◆ **Given request**:
Figure out how many lines of the material below contain the word "this". Answer with the number only.

=== Data to process ===

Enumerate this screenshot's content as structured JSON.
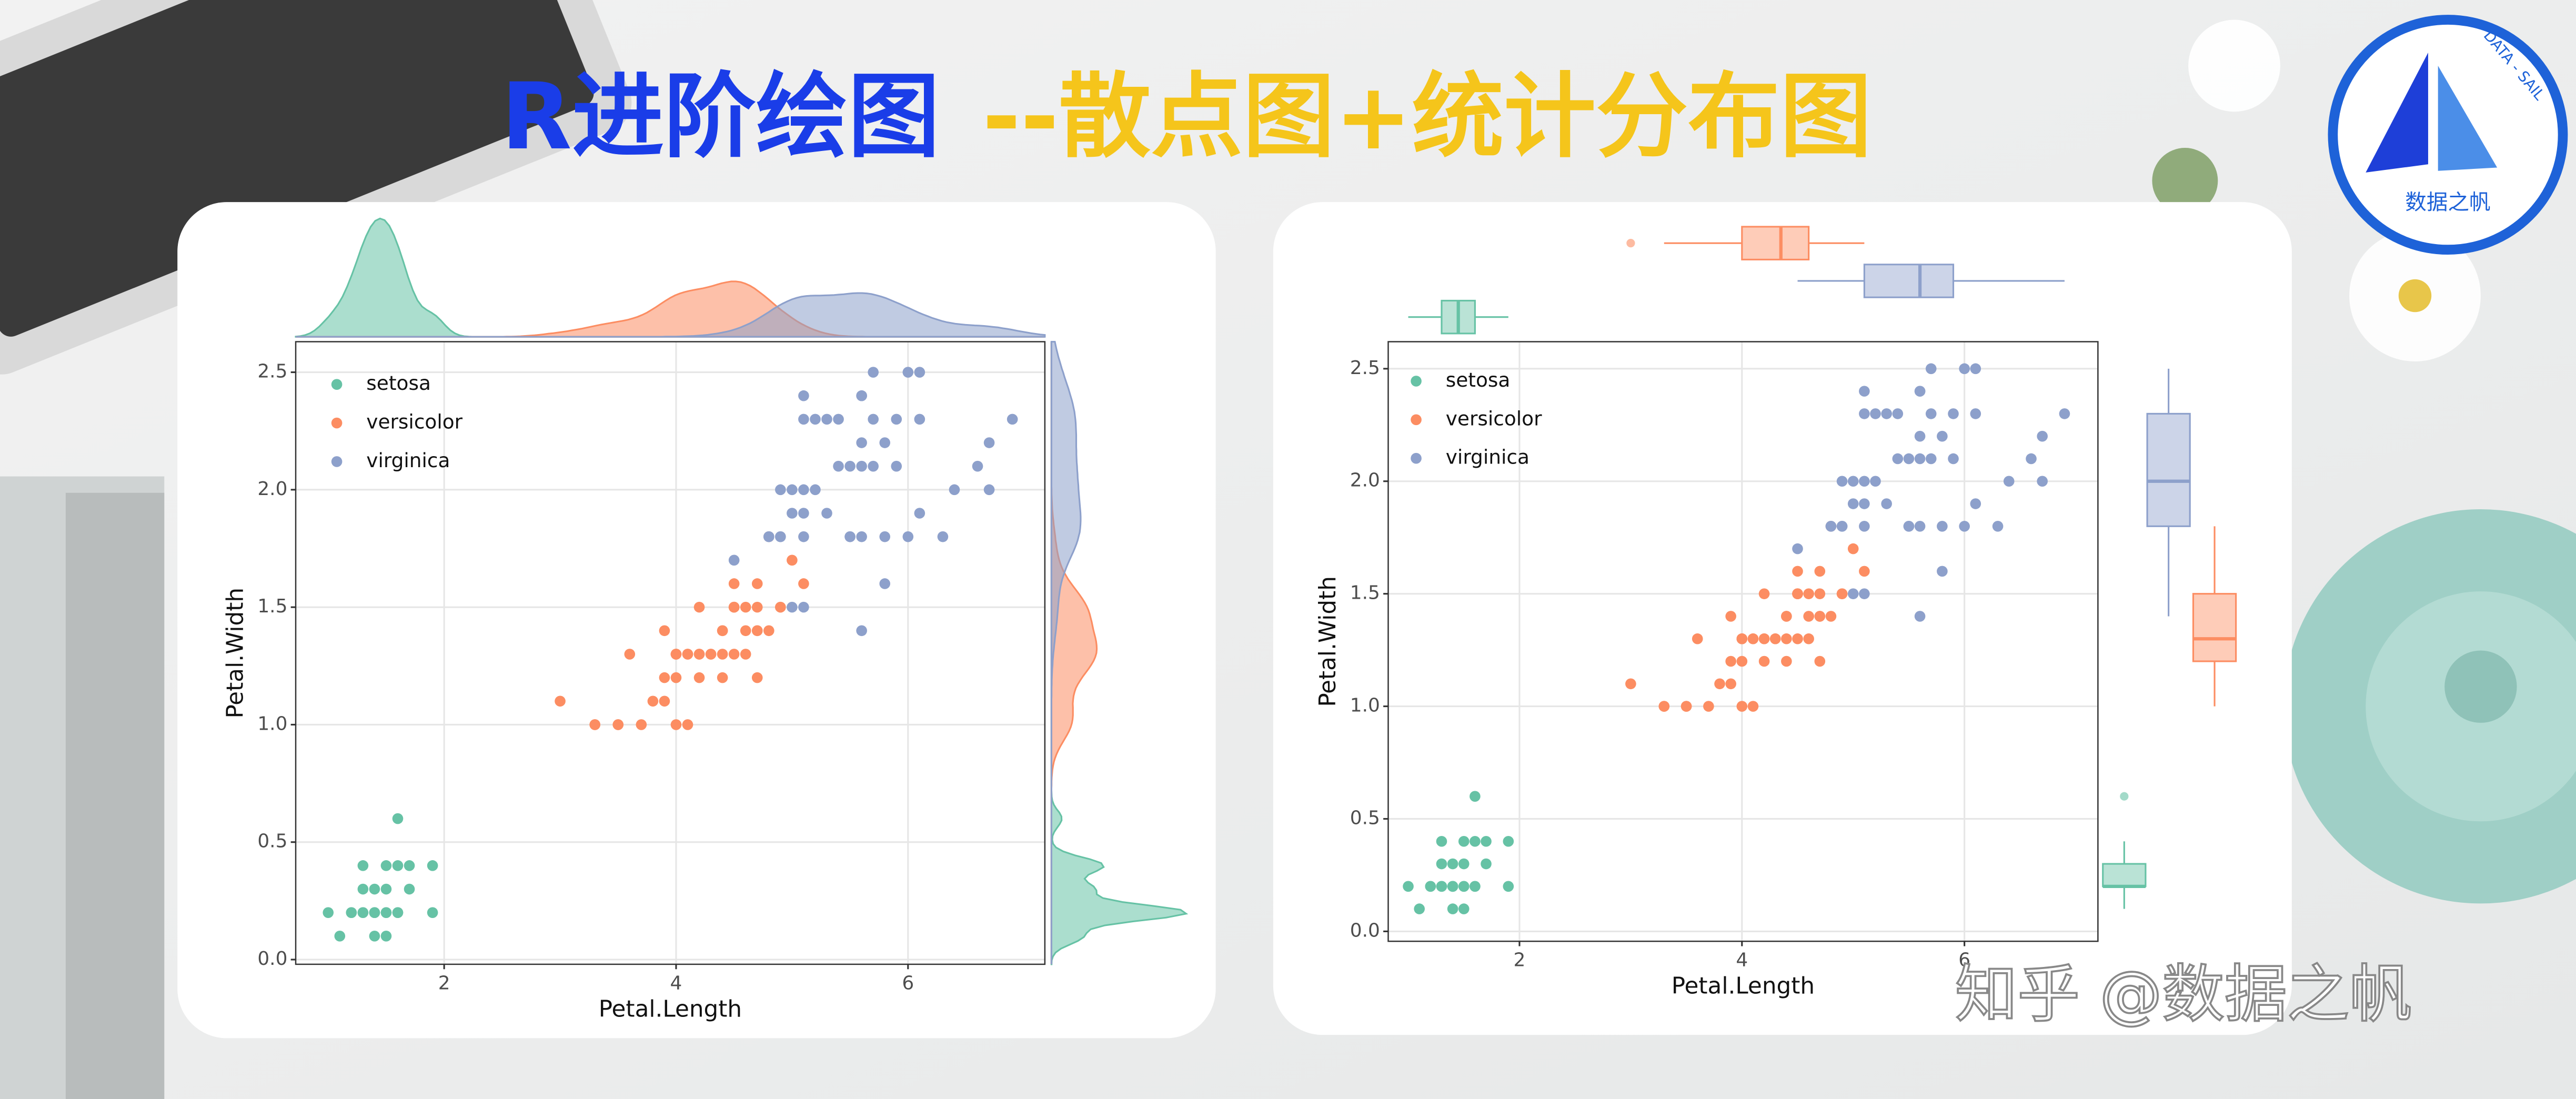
{
  "title": "R进阶绘图",
  "subtitle": "--散点图+统计分布图",
  "watermark": "知乎 @数据之帆",
  "logo": {
    "name": "数据之帆",
    "tagline": "DATA - SAIL"
  },
  "chart_data": [
    {
      "type": "scatter",
      "marginal": "density",
      "xlabel": "Petal.Length",
      "ylabel": "Petal.Width",
      "grid": true,
      "legend": "top-left",
      "xlim": [
        0.72,
        7.18
      ],
      "ylim": [
        -0.02,
        2.63
      ],
      "xticks": [
        2,
        4,
        6
      ],
      "yticks": [
        {
          "value": 0,
          "label": "0.0"
        },
        0.5,
        {
          "value": 1,
          "label": "1.0"
        },
        1.5,
        {
          "value": 2,
          "label": "2.0"
        },
        2.5
      ],
      "series": [
        {
          "name": "setosa",
          "color": "#66c2a5",
          "x": [
            1.4,
            1.3,
            1.5,
            1.7,
            1.4,
            1.5,
            1.4,
            1.1,
            1.2,
            1.5,
            1.3,
            1.7,
            1.5,
            1.0,
            1.9,
            1.6,
            1.6,
            1.4,
            1.6,
            1.9,
            1.3,
            1.2,
            1.5,
            1.6,
            1.4,
            1.3
          ],
          "y": [
            0.2,
            0.2,
            0.2,
            0.4,
            0.3,
            0.1,
            0.1,
            0.1,
            0.2,
            0.4,
            0.4,
            0.3,
            0.3,
            0.2,
            0.2,
            0.2,
            0.4,
            0.2,
            0.6,
            0.4,
            0.3,
            0.2,
            0.2,
            0.2,
            0.2,
            0.2
          ]
        },
        {
          "name": "versicolor",
          "color": "#fc8d62",
          "x": [
            4.7,
            4.5,
            4.9,
            4.0,
            4.6,
            4.5,
            4.7,
            3.3,
            4.6,
            3.9,
            3.5,
            4.2,
            4.0,
            4.7,
            3.6,
            4.4,
            4.5,
            4.1,
            4.5,
            3.9,
            4.8,
            4.0,
            4.9,
            4.7,
            4.3,
            4.4,
            4.8,
            5.0,
            4.5,
            3.5,
            3.8,
            3.7,
            3.9,
            5.1,
            4.5,
            4.5,
            4.7,
            4.4,
            4.1,
            4.0,
            4.4,
            4.6,
            4.0,
            3.3,
            4.2,
            4.2,
            4.2,
            4.3,
            3.0,
            4.1
          ],
          "y": [
            1.4,
            1.5,
            1.5,
            1.3,
            1.5,
            1.3,
            1.6,
            1.0,
            1.3,
            1.4,
            1.0,
            1.5,
            1.0,
            1.4,
            1.3,
            1.4,
            1.5,
            1.0,
            1.5,
            1.1,
            1.8,
            1.3,
            1.5,
            1.2,
            1.3,
            1.4,
            1.4,
            1.7,
            1.5,
            1.0,
            1.1,
            1.0,
            1.2,
            1.6,
            1.5,
            1.6,
            1.5,
            1.3,
            1.3,
            1.3,
            1.2,
            1.4,
            1.2,
            1.0,
            1.3,
            1.2,
            1.3,
            1.3,
            1.1,
            1.3
          ]
        },
        {
          "name": "virginica",
          "color": "#8da0cb",
          "x": [
            6.0,
            5.1,
            5.9,
            5.6,
            5.8,
            6.6,
            4.5,
            6.3,
            5.8,
            6.1,
            5.1,
            5.3,
            5.5,
            5.0,
            5.1,
            5.3,
            5.5,
            6.7,
            6.9,
            5.0,
            5.7,
            4.9,
            6.7,
            4.9,
            5.7,
            6.0,
            4.8,
            4.9,
            5.6,
            5.8,
            6.1,
            6.4,
            5.6,
            5.1,
            5.6,
            6.1,
            5.6,
            5.5,
            4.8,
            5.4,
            5.6,
            5.1,
            5.9,
            5.7,
            5.2,
            5.0,
            5.2,
            5.4,
            5.1
          ],
          "y": [
            2.5,
            1.9,
            2.1,
            1.8,
            2.2,
            2.1,
            1.7,
            1.8,
            1.8,
            2.5,
            2.0,
            1.9,
            2.1,
            2.0,
            2.4,
            2.3,
            1.8,
            2.2,
            2.3,
            1.5,
            2.3,
            2.0,
            2.0,
            1.8,
            2.1,
            1.8,
            1.8,
            1.8,
            2.1,
            1.6,
            1.9,
            2.0,
            2.2,
            1.5,
            1.4,
            2.3,
            2.4,
            1.8,
            1.8,
            2.1,
            2.4,
            2.3,
            2.3,
            2.5,
            2.3,
            1.9,
            2.0,
            2.3,
            1.8
          ]
        }
      ]
    },
    {
      "type": "scatter",
      "marginal": "boxplot",
      "xlabel": "Petal.Length",
      "ylabel": "Petal.Width",
      "grid": true,
      "legend": "top-left",
      "xlim": [
        0.82,
        7.2
      ],
      "ylim": [
        -0.044,
        2.62
      ],
      "xticks": [
        2,
        4,
        6
      ],
      "yticks": [
        {
          "value": 0,
          "label": "0.0"
        },
        0.5,
        {
          "value": 1,
          "label": "1.0"
        },
        1.5,
        {
          "value": 2,
          "label": "2.0"
        },
        2.5
      ],
      "series": [
        {
          "name": "setosa",
          "color": "#66c2a5",
          "x": [
            1.4,
            1.3,
            1.5,
            1.7,
            1.4,
            1.5,
            1.4,
            1.1,
            1.2,
            1.5,
            1.3,
            1.7,
            1.5,
            1.0,
            1.9,
            1.6,
            1.6,
            1.4,
            1.6,
            1.9,
            1.3,
            1.2,
            1.5,
            1.6,
            1.4,
            1.3
          ],
          "y": [
            0.2,
            0.2,
            0.2,
            0.4,
            0.3,
            0.1,
            0.1,
            0.1,
            0.2,
            0.4,
            0.4,
            0.3,
            0.3,
            0.2,
            0.2,
            0.2,
            0.4,
            0.2,
            0.6,
            0.4,
            0.3,
            0.2,
            0.2,
            0.2,
            0.2,
            0.2
          ]
        },
        {
          "name": "versicolor",
          "color": "#fc8d62",
          "x": [
            4.7,
            4.5,
            4.9,
            4.0,
            4.6,
            4.5,
            4.7,
            3.3,
            4.6,
            3.9,
            3.5,
            4.2,
            4.0,
            4.7,
            3.6,
            4.4,
            4.5,
            4.1,
            4.5,
            3.9,
            4.8,
            4.0,
            4.9,
            4.7,
            4.3,
            4.4,
            4.8,
            5.0,
            4.5,
            3.5,
            3.8,
            3.7,
            3.9,
            5.1,
            4.5,
            4.5,
            4.7,
            4.4,
            4.1,
            4.0,
            4.4,
            4.6,
            4.0,
            3.3,
            4.2,
            4.2,
            4.2,
            4.3,
            3.0,
            4.1
          ],
          "y": [
            1.4,
            1.5,
            1.5,
            1.3,
            1.5,
            1.3,
            1.6,
            1.0,
            1.3,
            1.4,
            1.0,
            1.5,
            1.0,
            1.4,
            1.3,
            1.4,
            1.5,
            1.0,
            1.5,
            1.1,
            1.8,
            1.3,
            1.5,
            1.2,
            1.3,
            1.4,
            1.4,
            1.7,
            1.5,
            1.0,
            1.1,
            1.0,
            1.2,
            1.6,
            1.5,
            1.6,
            1.5,
            1.3,
            1.3,
            1.3,
            1.2,
            1.4,
            1.2,
            1.0,
            1.3,
            1.2,
            1.3,
            1.3,
            1.1,
            1.3
          ]
        },
        {
          "name": "virginica",
          "color": "#8da0cb",
          "x": [
            6.0,
            5.1,
            5.9,
            5.6,
            5.8,
            6.6,
            4.5,
            6.3,
            5.8,
            6.1,
            5.1,
            5.3,
            5.5,
            5.0,
            5.1,
            5.3,
            5.5,
            6.7,
            6.9,
            5.0,
            5.7,
            4.9,
            6.7,
            4.9,
            5.7,
            6.0,
            4.8,
            4.9,
            5.6,
            5.8,
            6.1,
            6.4,
            5.6,
            5.1,
            5.6,
            6.1,
            5.6,
            5.5,
            4.8,
            5.4,
            5.6,
            5.1,
            5.9,
            5.7,
            5.2,
            5.0,
            5.2,
            5.4,
            5.1
          ],
          "y": [
            2.5,
            1.9,
            2.1,
            1.8,
            2.2,
            2.1,
            1.7,
            1.8,
            1.8,
            2.5,
            2.0,
            1.9,
            2.1,
            2.0,
            2.4,
            2.3,
            1.8,
            2.2,
            2.3,
            1.5,
            2.3,
            2.0,
            2.0,
            1.8,
            2.1,
            1.8,
            1.8,
            1.8,
            2.1,
            1.6,
            1.9,
            2.0,
            2.2,
            1.5,
            1.4,
            2.3,
            2.4,
            1.8,
            1.8,
            2.1,
            2.4,
            2.3,
            2.3,
            2.5,
            2.3,
            1.9,
            2.0,
            2.3,
            1.8
          ]
        }
      ]
    }
  ]
}
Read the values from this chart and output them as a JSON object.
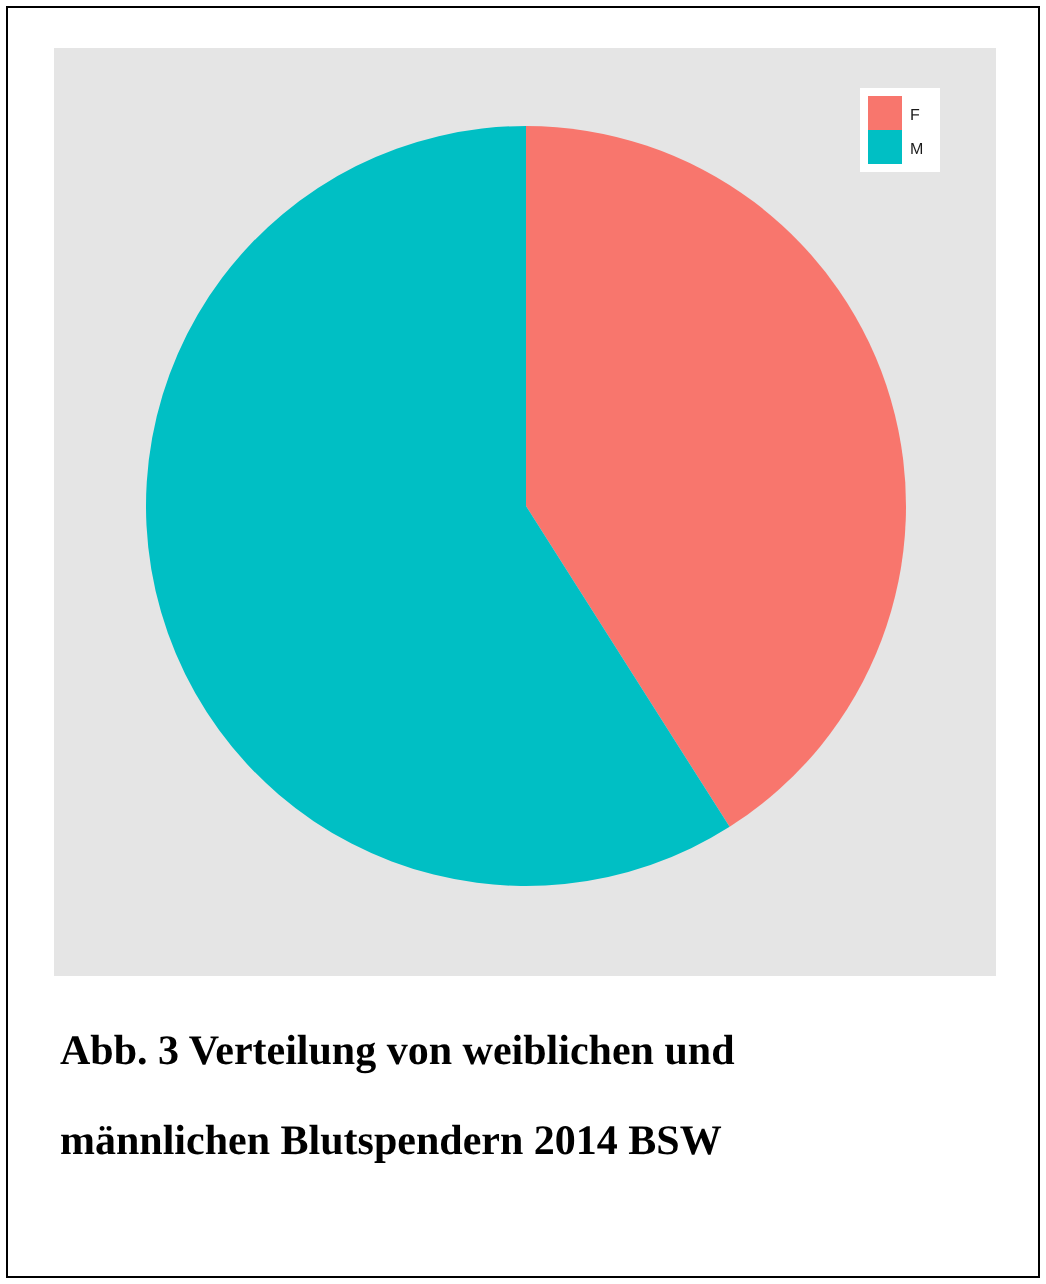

===

◆ **Answer to the task**:
2